DIRECTIVE:
Quote all of the data that follows exactly as written, skipping the images.

________________________________________

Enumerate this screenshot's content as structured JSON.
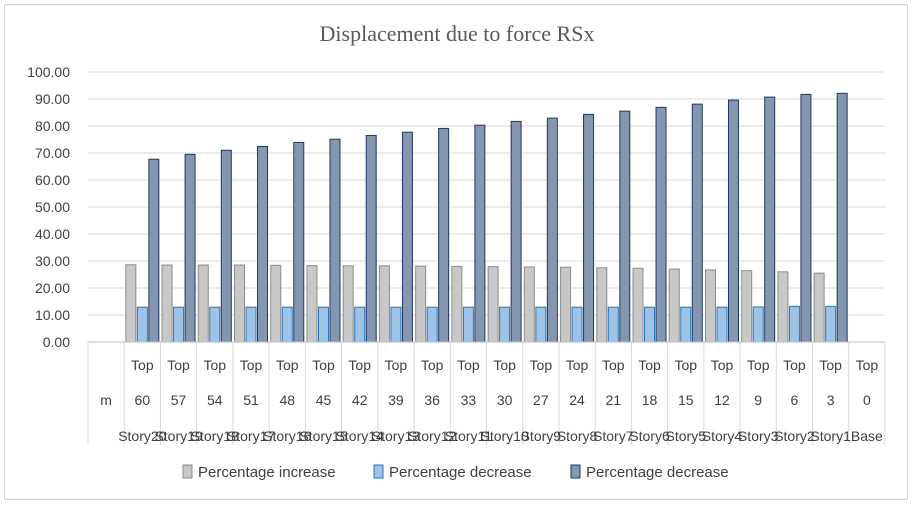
{
  "chart_data": {
    "type": "bar",
    "title": "Displacement due to force RSx",
    "xlabel": "",
    "ylabel": "",
    "ylim": [
      0,
      100
    ],
    "ytick_step": 10,
    "ytick_labels": [
      "0.00",
      "10.00",
      "20.00",
      "30.00",
      "40.00",
      "50.00",
      "60.00",
      "70.00",
      "80.00",
      "90.00",
      "100.00"
    ],
    "axis_row_labels": {
      "row1": "",
      "row2": "m",
      "row3": ""
    },
    "categories": [
      {
        "level": "Top",
        "elevation": "60",
        "story": "Story20"
      },
      {
        "level": "Top",
        "elevation": "57",
        "story": "Story19"
      },
      {
        "level": "Top",
        "elevation": "54",
        "story": "Story18"
      },
      {
        "level": "Top",
        "elevation": "51",
        "story": "Story17"
      },
      {
        "level": "Top",
        "elevation": "48",
        "story": "Story16"
      },
      {
        "level": "Top",
        "elevation": "45",
        "story": "Story15"
      },
      {
        "level": "Top",
        "elevation": "42",
        "story": "Story14"
      },
      {
        "level": "Top",
        "elevation": "39",
        "story": "Story13"
      },
      {
        "level": "Top",
        "elevation": "36",
        "story": "Story12"
      },
      {
        "level": "Top",
        "elevation": "33",
        "story": "Story11"
      },
      {
        "level": "Top",
        "elevation": "30",
        "story": "Story10"
      },
      {
        "level": "Top",
        "elevation": "27",
        "story": "Story9"
      },
      {
        "level": "Top",
        "elevation": "24",
        "story": "Story8"
      },
      {
        "level": "Top",
        "elevation": "21",
        "story": "Story7"
      },
      {
        "level": "Top",
        "elevation": "18",
        "story": "Story6"
      },
      {
        "level": "Top",
        "elevation": "15",
        "story": "Story5"
      },
      {
        "level": "Top",
        "elevation": "12",
        "story": "Story4"
      },
      {
        "level": "Top",
        "elevation": "9",
        "story": "Story3"
      },
      {
        "level": "Top",
        "elevation": "6",
        "story": "Story2"
      },
      {
        "level": "Top",
        "elevation": "3",
        "story": "Story1"
      },
      {
        "level": "Top",
        "elevation": "0",
        "story": "Base"
      }
    ],
    "series": [
      {
        "name": "Percentage increase",
        "color": "#c8c8c8",
        "stroke": "#8c8c8c",
        "values": [
          28.6,
          28.5,
          28.5,
          28.5,
          28.4,
          28.3,
          28.2,
          28.2,
          28.1,
          28.0,
          27.9,
          27.8,
          27.7,
          27.5,
          27.3,
          27.0,
          26.7,
          26.4,
          26.0,
          25.5,
          0
        ]
      },
      {
        "name": "Percentage decrease",
        "color": "#9dc3e6",
        "stroke": "#2e75b6",
        "values": [
          12.9,
          12.9,
          12.9,
          12.9,
          12.9,
          12.9,
          12.9,
          12.9,
          12.9,
          12.9,
          12.9,
          12.9,
          12.9,
          12.9,
          12.9,
          12.9,
          12.9,
          13.0,
          13.2,
          13.2,
          0
        ]
      },
      {
        "name": "Percentage decrease",
        "color": "#8496b0",
        "stroke": "#1f3864",
        "values": [
          67.7,
          69.5,
          71.0,
          72.4,
          73.9,
          75.1,
          76.5,
          77.7,
          79.1,
          80.3,
          81.7,
          82.9,
          84.3,
          85.5,
          86.9,
          88.1,
          89.6,
          90.7,
          91.7,
          92.1,
          0
        ]
      }
    ],
    "legend_position": "bottom",
    "grid": true
  }
}
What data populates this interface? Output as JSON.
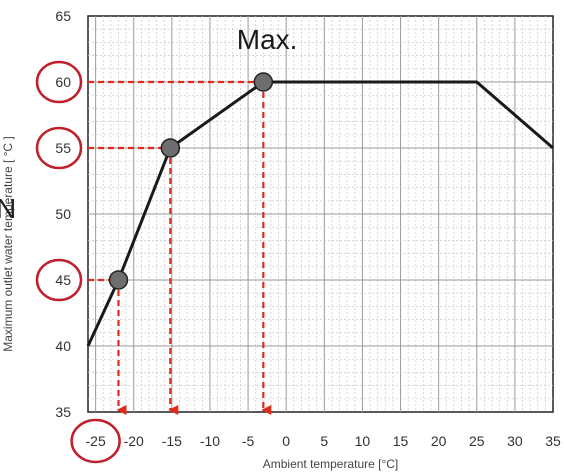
{
  "chart_data": {
    "type": "line",
    "xlabel": "Ambient temperature [°C]",
    "ylabel": "Maximum outlet water temperature [ °C ]",
    "xlim": [
      -26,
      35
    ],
    "ylim": [
      35,
      65
    ],
    "x_ticks": [
      -25,
      -20,
      -15,
      -10,
      -5,
      0,
      5,
      10,
      15,
      20,
      25,
      30,
      35
    ],
    "x_tick_labels": [
      "-25",
      "-20",
      "-15",
      "-10",
      "-5",
      "0",
      "5",
      "10",
      "15",
      "20",
      "25",
      "30",
      "35"
    ],
    "y_ticks": [
      35,
      40,
      45,
      50,
      55,
      60,
      65
    ],
    "y_tick_labels": [
      "35",
      "40",
      "45",
      "50",
      "55",
      "60",
      "65"
    ],
    "grid": true,
    "series": [
      {
        "x": [
          -26,
          -22,
          -15.2,
          -3,
          25,
          35
        ],
        "y": [
          40,
          45,
          55,
          60,
          60,
          55
        ],
        "color": "#1a1a1a"
      }
    ],
    "markers": [
      {
        "x": -22,
        "y": 45
      },
      {
        "x": -15.2,
        "y": 55
      },
      {
        "x": -3,
        "y": 60
      }
    ],
    "highlighted_y_ticks": [
      45,
      55,
      60
    ],
    "highlighted_x_ticks": [
      -25
    ],
    "annotations": [
      {
        "text": "Max.",
        "x": -2.5,
        "y": 62.5
      }
    ],
    "partial_left_text": "N",
    "colors": {
      "line": "#1a1a1a",
      "marker_fill": "#6e6e6e",
      "guide": "#e02b1c",
      "circle": "#c0202c",
      "grid_major": "#9a9a9a",
      "grid_minor": "#c8c8c8"
    }
  }
}
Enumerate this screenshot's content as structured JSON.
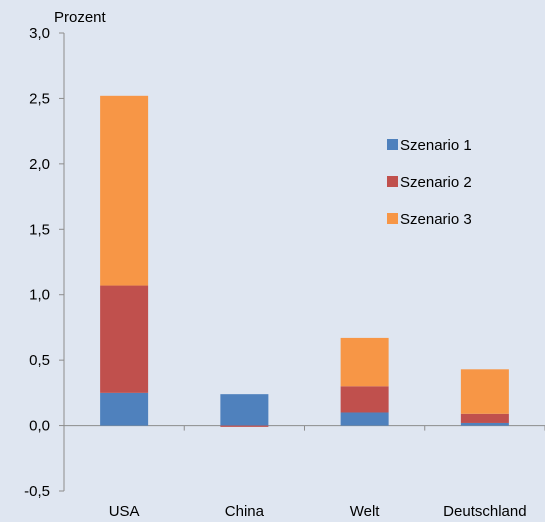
{
  "chart_data": {
    "type": "bar",
    "stacked": true,
    "ylabel": "Prozent",
    "ylim": [
      -0.5,
      3.0
    ],
    "yticks": [
      -0.5,
      0.0,
      0.5,
      1.0,
      1.5,
      2.0,
      2.5,
      3.0
    ],
    "ytick_labels": [
      "-0,5",
      "0,0",
      "0,5",
      "1,0",
      "1,5",
      "2,0",
      "2,5",
      "3,0"
    ],
    "categories": [
      "USA",
      "China",
      "Welt",
      "Deutschland"
    ],
    "series": [
      {
        "name": "Szenario 1",
        "color": "#4f81bd",
        "values": [
          0.25,
          0.24,
          0.1,
          0.02
        ]
      },
      {
        "name": "Szenario 2",
        "color": "#c0504d",
        "values": [
          0.82,
          -0.01,
          0.2,
          0.07
        ]
      },
      {
        "name": "Szenario 3",
        "color": "#f79646",
        "values": [
          1.45,
          0.0,
          0.37,
          0.34
        ]
      }
    ],
    "legend_position": "right",
    "grid": false,
    "background": "#dfe6f1"
  }
}
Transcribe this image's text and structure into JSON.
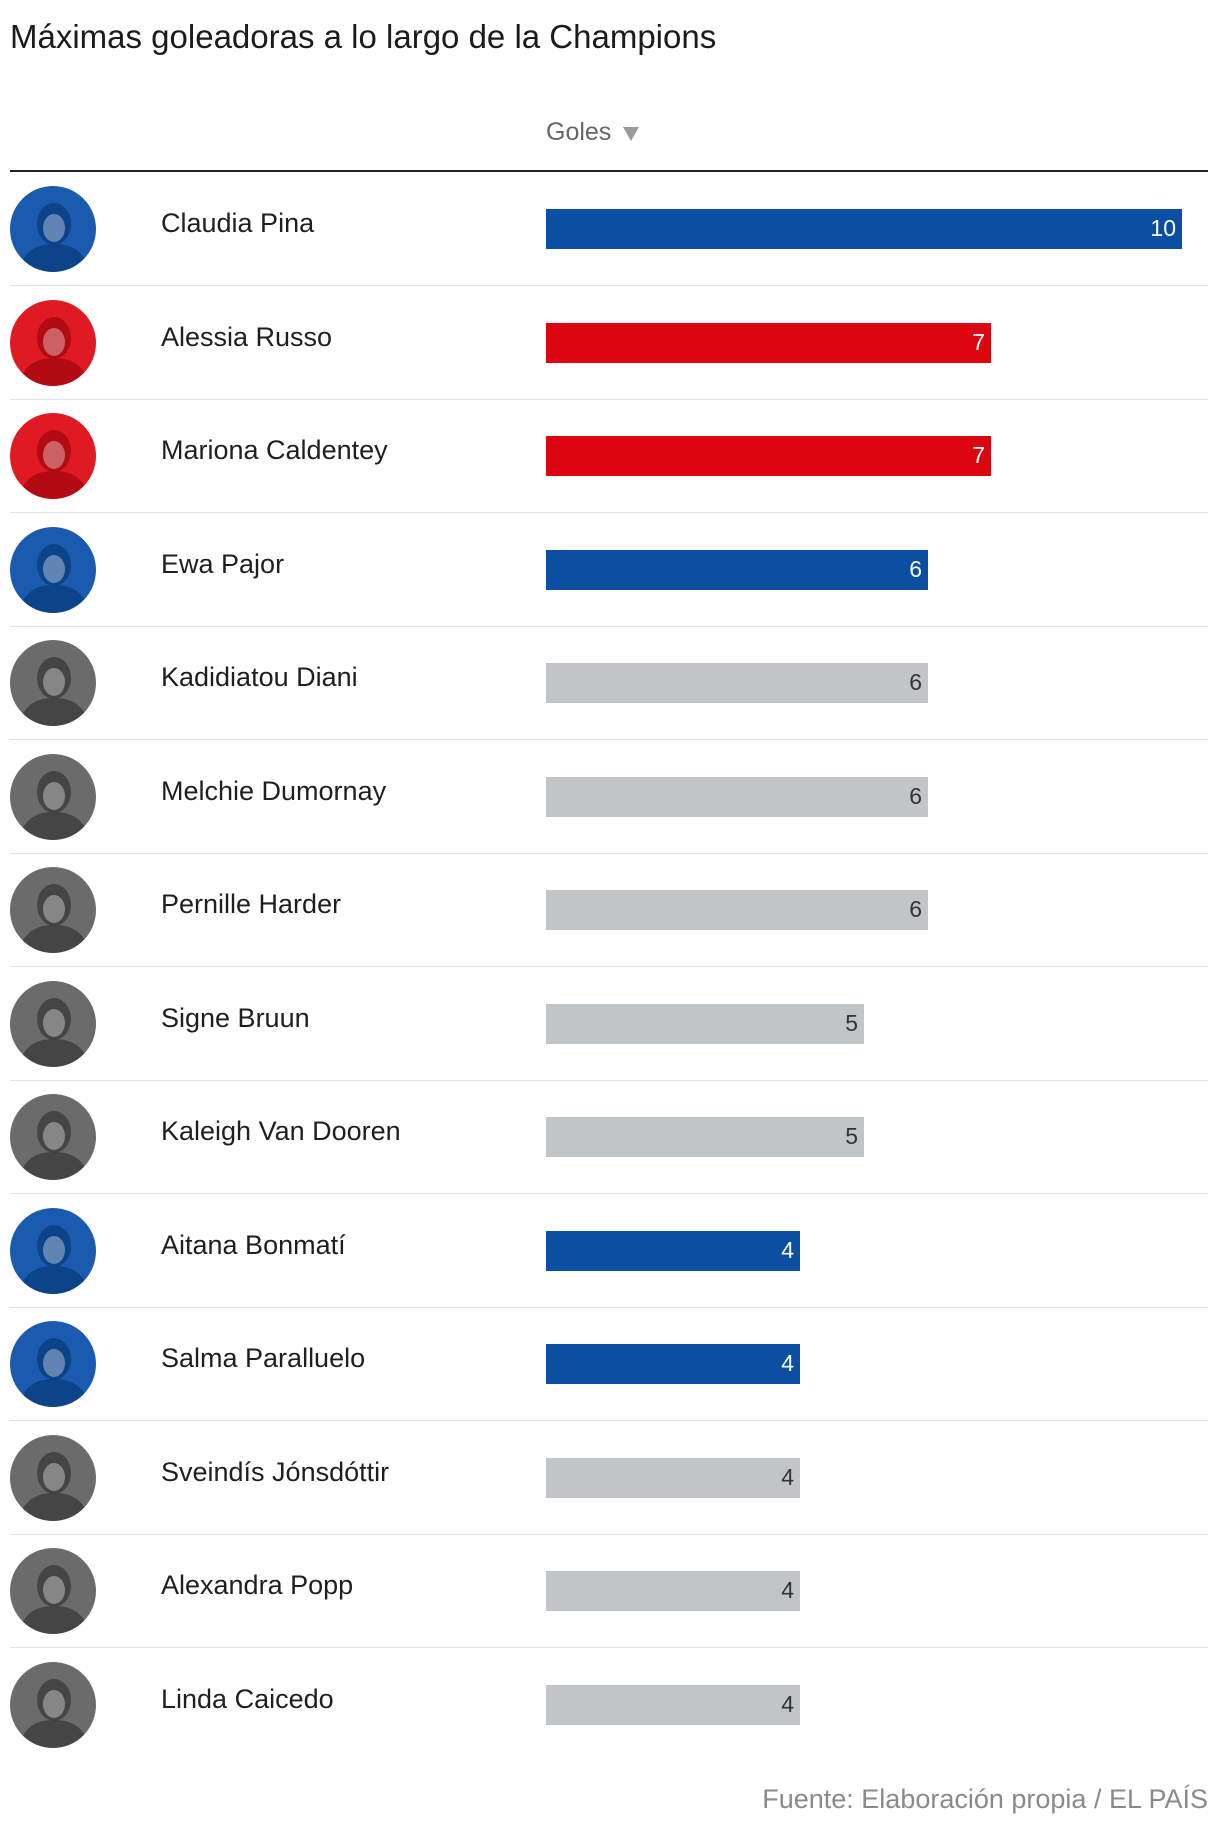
{
  "chart_data": {
    "type": "bar",
    "orientation": "horizontal",
    "title": "Máximas goleadoras a lo largo de la Champions",
    "column_header": "Goles",
    "sort": "descending",
    "xlim": [
      0,
      10
    ],
    "grid": false,
    "colors": {
      "blue": "#0b4fa2",
      "red": "#db0610",
      "gray": "#c2c5c8"
    },
    "categories": [
      "Claudia Pina",
      "Alessia Russo",
      "Mariona Caldentey",
      "Ewa Pajor",
      "Kadidiatou Diani",
      "Melchie Dumornay",
      "Pernille Harder",
      "Signe Bruun",
      "Kaleigh Van Dooren",
      "Aitana Bonmatí",
      "Salma Paralluelo",
      "Sveindís Jónsdóttir",
      "Alexandra Popp",
      "Linda Caicedo"
    ],
    "values": [
      10,
      7,
      7,
      6,
      6,
      6,
      6,
      5,
      5,
      4,
      4,
      4,
      4,
      4
    ],
    "bar_colors": [
      "blue",
      "red",
      "red",
      "blue",
      "gray",
      "gray",
      "gray",
      "gray",
      "gray",
      "blue",
      "blue",
      "gray",
      "gray",
      "gray"
    ],
    "source": "Fuente: Elaboración propia / EL PAÍS"
  }
}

________________________________________

RESULT OF THE EXERCISE:
Enumerate this screenshot's content as structured JSON.
{
  "chart_data": {
    "type": "bar",
    "title": "Displacement due to force RSx",
    "xlabel": "",
    "ylabel": "",
    "ylim": [
      0,
      100
    ],
    "ytick_step": 10,
    "ytick_labels": [
      "0.00",
      "10.00",
      "20.00",
      "30.00",
      "40.00",
      "50.00",
      "60.00",
      "70.00",
      "80.00",
      "90.00",
      "100.00"
    ],
    "axis_row_labels": {
      "row1": "",
      "row2": "m",
      "row3": ""
    },
    "categories": [
      {
        "level": "Top",
        "elevation": "60",
        "story": "Story20"
      },
      {
        "level": "Top",
        "elevation": "57",
        "story": "Story19"
      },
      {
        "level": "Top",
        "elevation": "54",
        "story": "Story18"
      },
      {
        "level": "Top",
        "elevation": "51",
        "story": "Story17"
      },
      {
        "level": "Top",
        "elevation": "48",
        "story": "Story16"
      },
      {
        "level": "Top",
        "elevation": "45",
        "story": "Story15"
      },
      {
        "level": "Top",
        "elevation": "42",
        "story": "Story14"
      },
      {
        "level": "Top",
        "elevation": "39",
        "story": "Story13"
      },
      {
        "level": "Top",
        "elevation": "36",
        "story": "Story12"
      },
      {
        "level": "Top",
        "elevation": "33",
        "story": "Story11"
      },
      {
        "level": "Top",
        "elevation": "30",
        "story": "Story10"
      },
      {
        "level": "Top",
        "elevation": "27",
        "story": "Story9"
      },
      {
        "level": "Top",
        "elevation": "24",
        "story": "Story8"
      },
      {
        "level": "Top",
        "elevation": "21",
        "story": "Story7"
      },
      {
        "level": "Top",
        "elevation": "18",
        "story": "Story6"
      },
      {
        "level": "Top",
        "elevation": "15",
        "story": "Story5"
      },
      {
        "level": "Top",
        "elevation": "12",
        "story": "Story4"
      },
      {
        "level": "Top",
        "elevation": "9",
        "story": "Story3"
      },
      {
        "level": "Top",
        "elevation": "6",
        "story": "Story2"
      },
      {
        "level": "Top",
        "elevation": "3",
        "story": "Story1"
      },
      {
        "level": "Top",
        "elevation": "0",
        "story": "Base"
      }
    ],
    "series": [
      {
        "name": "Percentage increase",
        "color": "#c8c8c8",
        "stroke": "#8c8c8c",
        "values": [
          28.6,
          28.5,
          28.5,
          28.5,
          28.4,
          28.3,
          28.2,
          28.2,
          28.1,
          28.0,
          27.9,
          27.8,
          27.7,
          27.5,
          27.3,
          27.0,
          26.7,
          26.4,
          26.0,
          25.5,
          0
        ]
      },
      {
        "name": "Percentage decrease",
        "color": "#9dc3e6",
        "stroke": "#2e75b6",
        "values": [
          12.9,
          12.9,
          12.9,
          12.9,
          12.9,
          12.9,
          12.9,
          12.9,
          12.9,
          12.9,
          12.9,
          12.9,
          12.9,
          12.9,
          12.9,
          12.9,
          12.9,
          13.0,
          13.2,
          13.2,
          0
        ]
      },
      {
        "name": "Percentage decrease",
        "color": "#8496b0",
        "stroke": "#1f3864",
        "values": [
          67.7,
          69.5,
          71.0,
          72.4,
          73.9,
          75.1,
          76.5,
          77.7,
          79.1,
          80.3,
          81.7,
          82.9,
          84.3,
          85.5,
          86.9,
          88.1,
          89.6,
          90.7,
          91.7,
          92.1,
          0
        ]
      }
    ],
    "legend_position": "bottom",
    "grid": true
  }
}
What data populates this interface? Output as JSON.
{
  "chart_data": {
    "type": "line",
    "xlabel": "Ambient temperature [°C]",
    "ylabel": "Maximum outlet water temperature [ °C ]",
    "xlim": [
      -26,
      35
    ],
    "ylim": [
      35,
      65
    ],
    "x_ticks": [
      -25,
      -20,
      -15,
      -10,
      -5,
      0,
      5,
      10,
      15,
      20,
      25,
      30,
      35
    ],
    "x_tick_labels": [
      "-25",
      "-20",
      "-15",
      "-10",
      "-5",
      "0",
      "5",
      "10",
      "15",
      "20",
      "25",
      "30",
      "35"
    ],
    "y_ticks": [
      35,
      40,
      45,
      50,
      55,
      60,
      65
    ],
    "y_tick_labels": [
      "35",
      "40",
      "45",
      "50",
      "55",
      "60",
      "65"
    ],
    "grid": true,
    "series": [
      {
        "x": [
          -26,
          -22,
          -15.2,
          -3,
          25,
          35
        ],
        "y": [
          40,
          45,
          55,
          60,
          60,
          55
        ],
        "color": "#1a1a1a"
      }
    ],
    "markers": [
      {
        "x": -22,
        "y": 45
      },
      {
        "x": -15.2,
        "y": 55
      },
      {
        "x": -3,
        "y": 60
      }
    ],
    "highlighted_y_ticks": [
      45,
      55,
      60
    ],
    "highlighted_x_ticks": [
      -25
    ],
    "annotations": [
      {
        "text": "Max.",
        "x": -2.5,
        "y": 62.5
      }
    ],
    "partial_left_text": "N",
    "colors": {
      "line": "#1a1a1a",
      "marker_fill": "#6e6e6e",
      "guide": "#e02b1c",
      "circle": "#c0202c",
      "grid_major": "#9a9a9a",
      "grid_minor": "#c8c8c8"
    }
  }
}
Enumerate this screenshot's content as structured JSON.
{
  "chart_data": {
    "type": "bar",
    "stacked": true,
    "ylabel": "Prozent",
    "ylim": [
      -0.5,
      3.0
    ],
    "yticks": [
      -0.5,
      0.0,
      0.5,
      1.0,
      1.5,
      2.0,
      2.5,
      3.0
    ],
    "ytick_labels": [
      "-0,5",
      "0,0",
      "0,5",
      "1,0",
      "1,5",
      "2,0",
      "2,5",
      "3,0"
    ],
    "categories": [
      "USA",
      "China",
      "Welt",
      "Deutschland"
    ],
    "series": [
      {
        "name": "Szenario 1",
        "color": "#4f81bd",
        "values": [
          0.25,
          0.24,
          0.1,
          0.02
        ]
      },
      {
        "name": "Szenario 2",
        "color": "#c0504d",
        "values": [
          0.82,
          -0.01,
          0.2,
          0.07
        ]
      },
      {
        "name": "Szenario 3",
        "color": "#f79646",
        "values": [
          1.45,
          0.0,
          0.37,
          0.34
        ]
      }
    ],
    "legend_position": "right",
    "grid": false,
    "background": "#dfe6f1"
  }
}
Transcribe this image's text and structure into JSON.
{
  "chart_data": {
    "type": "bar",
    "orientation": "horizontal",
    "title": "Máximas goleadoras a lo largo de la Champions",
    "column_header": "Goles",
    "sort": "descending",
    "xlim": [
      0,
      10
    ],
    "grid": false,
    "colors": {
      "blue": "#0b4fa2",
      "red": "#db0610",
      "gray": "#c2c5c8"
    },
    "categories": [
      "Claudia Pina",
      "Alessia Russo",
      "Mariona Caldentey",
      "Ewa Pajor",
      "Kadidiatou Diani",
      "Melchie Dumornay",
      "Pernille Harder",
      "Signe Bruun",
      "Kaleigh Van Dooren",
      "Aitana Bonmatí",
      "Salma Paralluelo",
      "Sveindís Jónsdóttir",
      "Alexandra Popp",
      "Linda Caicedo"
    ],
    "values": [
      10,
      7,
      7,
      6,
      6,
      6,
      6,
      5,
      5,
      4,
      4,
      4,
      4,
      4
    ],
    "bar_colors": [
      "blue",
      "red",
      "red",
      "blue",
      "gray",
      "gray",
      "gray",
      "gray",
      "gray",
      "blue",
      "blue",
      "gray",
      "gray",
      "gray"
    ],
    "source": "Fuente: Elaboración propia / EL PAÍS"
  }
}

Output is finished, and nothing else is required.